++++ Records ++++

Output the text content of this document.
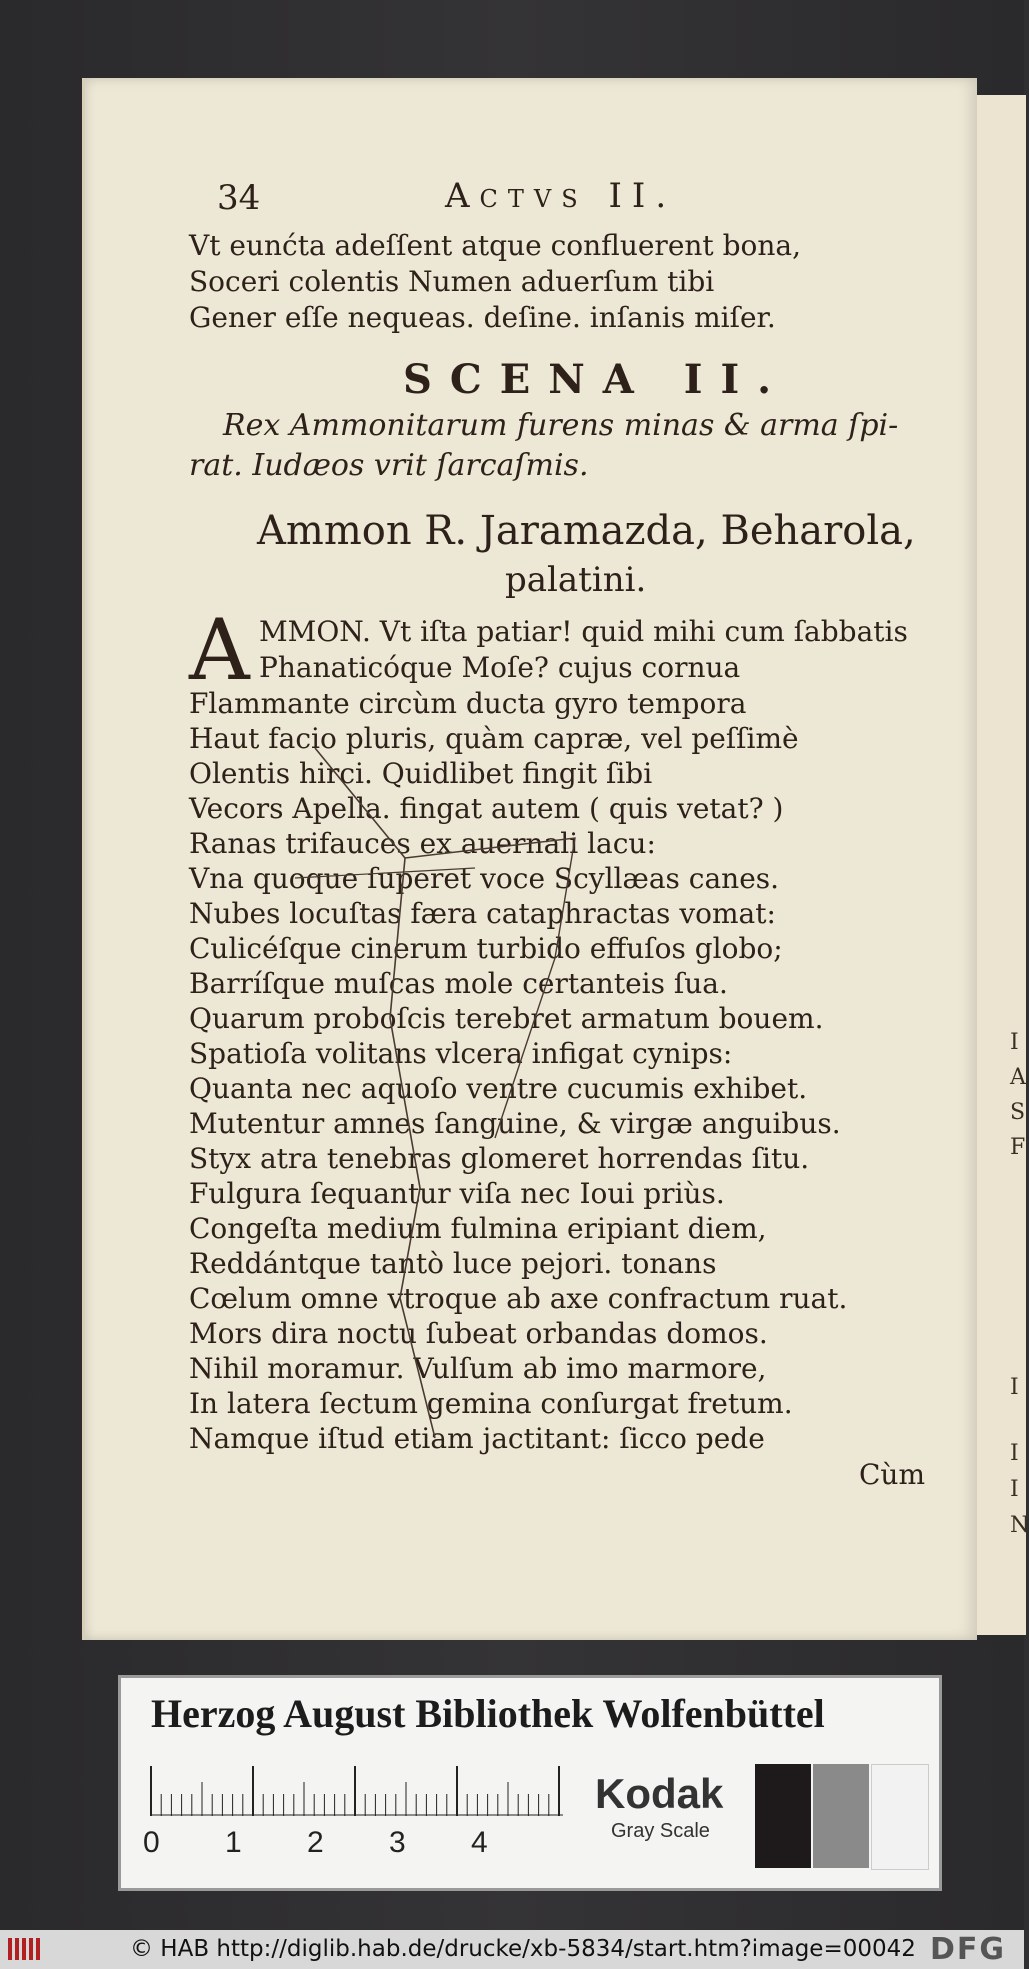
I
A
S
F
I
I
I
N
34	Actvs II.
Vt eunćta adeſſent atque confluerent bona,
Soceri colentis Numen aduerſum tibi
Gener eſſe nequeas. deſine. inſanis miſer.
SCENA II.
Rex Ammonitarum furens minas & arma ſpi-
rat. Iudæos vrit ſarcaſmis.
Ammon R. Jaramazda, Beharola,
palatini.
A MMON. Vt iſta patiar! quid mihi cum ſabbatis
Phanaticóque Moſe? cujus cornua
Flammante circùm ducta gyro tempora
Haut facio pluris, quàm capræ, vel peſſimè
Olentis hirci. Quidlibet fingit ſibi
Vecors Apella. fingat autem ( quis vetat? )
Ranas trifauces ex auernali lacu:
Vna quoque ſuperet voce Scyllæas canes.
Nubes locuſtas færa cataphractas vomat:
Culicéſque cinerum turbido effuſos globo;
Barríſque muſcas mole certanteis ſua.
Quarum proboſcis terebret armatum bouem.
Spatioſa volitans vlcera infigat cynips:
Quanta nec aquoſo ventre cucumis exhibet.
Mutentur amnes ſanguine, & virgæ anguibus.
Styx atra tenebras glomeret horrendas ſitu.
Fulgura ſequantur viſa nec Ioui priùs.
Congeſta medium fulmina eripiant diem,
Reddántque tantò luce pejori. tonans
Cœlum omne vtroque ab axe confractum ruat.
Mors dira noctu ſubeat orbandas domos.
Nihil moramur. Vulſum ab imo marmore,
In latera ſectum gemina conſurgat fretum.
Namque iſtud etiam jactitant: ſicco pede
Cùm
Herzog August Bibliothek Wolfenbüttel
0 1 2 3 4
Kodak
Gray Scale
© HAB http://diglib.hab.de/drucke/xb-5834/start.htm?image=00042 DFG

++++

Omit every image. Quote each record exactly.

Output the text content of this document.
I
A
S
F
I
I
I
N
34	Actvs II.
Vt eunćta adeſſent atque confluerent bona,
Soceri colentis Numen aduerſum tibi
Gener eſſe nequeas. deſine. inſanis miſer.
SCENA II.
Rex Ammonitarum furens minas & arma ſpi-
rat. Iudæos vrit ſarcaſmis.
Ammon R. Jaramazda, Beharola,
palatini.
A MMON. Vt iſta patiar! quid mihi cum ſabbatis
Phanaticóque Moſe? cujus cornua
Flammante circùm ducta gyro tempora
Haut facio pluris, quàm capræ, vel peſſimè
Olentis hirci. Quidlibet fingit ſibi
Vecors Apella. fingat autem ( quis vetat? )
Ranas trifauces ex auernali lacu:
Vna quoque ſuperet voce Scyllæas canes.
Nubes locuſtas færa cataphractas vomat:
Culicéſque cinerum turbido effuſos globo;
Barríſque muſcas mole certanteis ſua.
Quarum proboſcis terebret armatum bouem.
Spatioſa volitans vlcera infigat cynips:
Quanta nec aquoſo ventre cucumis exhibet.
Mutentur amnes ſanguine, & virgæ anguibus.
Styx atra tenebras glomeret horrendas ſitu.
Fulgura ſequantur viſa nec Ioui priùs.
Congeſta medium fulmina eripiant diem,
Reddántque tantò luce pejori. tonans
Cœlum omne vtroque ab axe confractum ruat.
Mors dira noctu ſubeat orbandas domos.
Nihil moramur. Vulſum ab imo marmore,
In latera ſectum gemina conſurgat fretum.
Namque iſtud etiam jactitant: ſicco pede
Cùm
Herzog August Bibliothek Wolfenbüttel
0 1 2 3 4
Kodak
Gray Scale
© HAB http://diglib.hab.de/drucke/xb-5834/start.htm?image=00042 DFG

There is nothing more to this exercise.